--- start ---

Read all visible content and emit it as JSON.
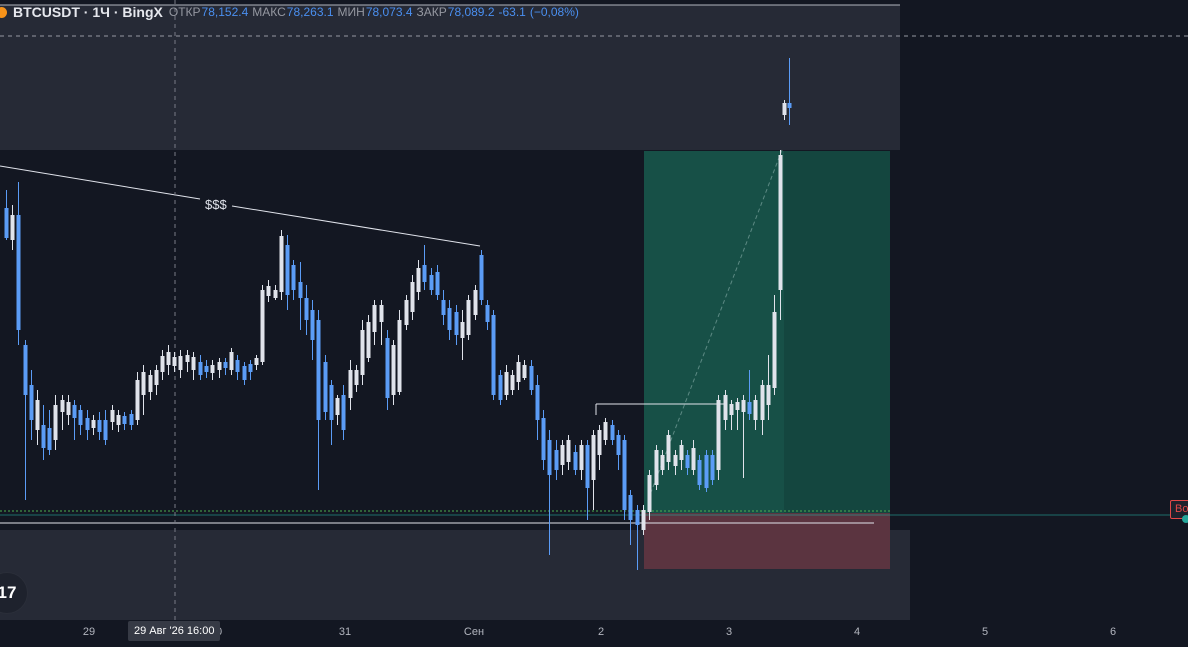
{
  "legend": {
    "symbol": "BTCUSDT",
    "timeframe": "1Ч",
    "exchange": "BingX",
    "open_label": "ОТКР",
    "open_value": "78,152.4",
    "high_label": "МАКС",
    "high_value": "78,263.1",
    "low_label": "МИН",
    "low_value": "78,073.4",
    "close_label": "ЗАКР",
    "close_value": "78,089.2",
    "change": "-63.1",
    "change_pct": "(−0,08%)"
  },
  "annotation_text": "$$$",
  "logo_text": "17",
  "price_tag_text": "Bo",
  "x_axis": {
    "labels": [
      "29",
      "31",
      "Сен",
      "2",
      "3",
      "4",
      "5",
      "6"
    ],
    "cursor_label": "29 Авг '26  16:00",
    "cursor_tail": "0"
  },
  "colors": {
    "background": "#131722",
    "candle": "#e0e3eb",
    "candle_down": "#5b9cf6",
    "profit_zone": "#14463f",
    "loss_zone": "#5b3440",
    "upper_zone": "#2a2e39",
    "crosshair": "#787b86"
  }
}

--- end ---

Exclude the images and reproduce the remaining data exactly.

Read all visible content and emit it as JSON.
{
  "legend": {
    "symbol": "BTCUSDT",
    "timeframe": "1Ч",
    "exchange": "BingX",
    "open_label": "ОТКР",
    "open_value": "78,152.4",
    "high_label": "МАКС",
    "high_value": "78,263.1",
    "low_label": "МИН",
    "low_value": "78,073.4",
    "close_label": "ЗАКР",
    "close_value": "78,089.2",
    "change": "-63.1",
    "change_pct": "(−0,08%)"
  },
  "annotation_text": "$$$",
  "logo_text": "17",
  "price_tag_text": "Bo",
  "x_axis": {
    "labels": [
      "29",
      "31",
      "Сен",
      "2",
      "3",
      "4",
      "5",
      "6"
    ],
    "cursor_label": "29 Авг '26  16:00",
    "cursor_tail": "0"
  },
  "colors": {
    "background": "#131722",
    "candle": "#e0e3eb",
    "candle_down": "#5b9cf6",
    "profit_zone": "#14463f",
    "loss_zone": "#5b3440",
    "upper_zone": "#2a2e39",
    "crosshair": "#787b86"
  }
}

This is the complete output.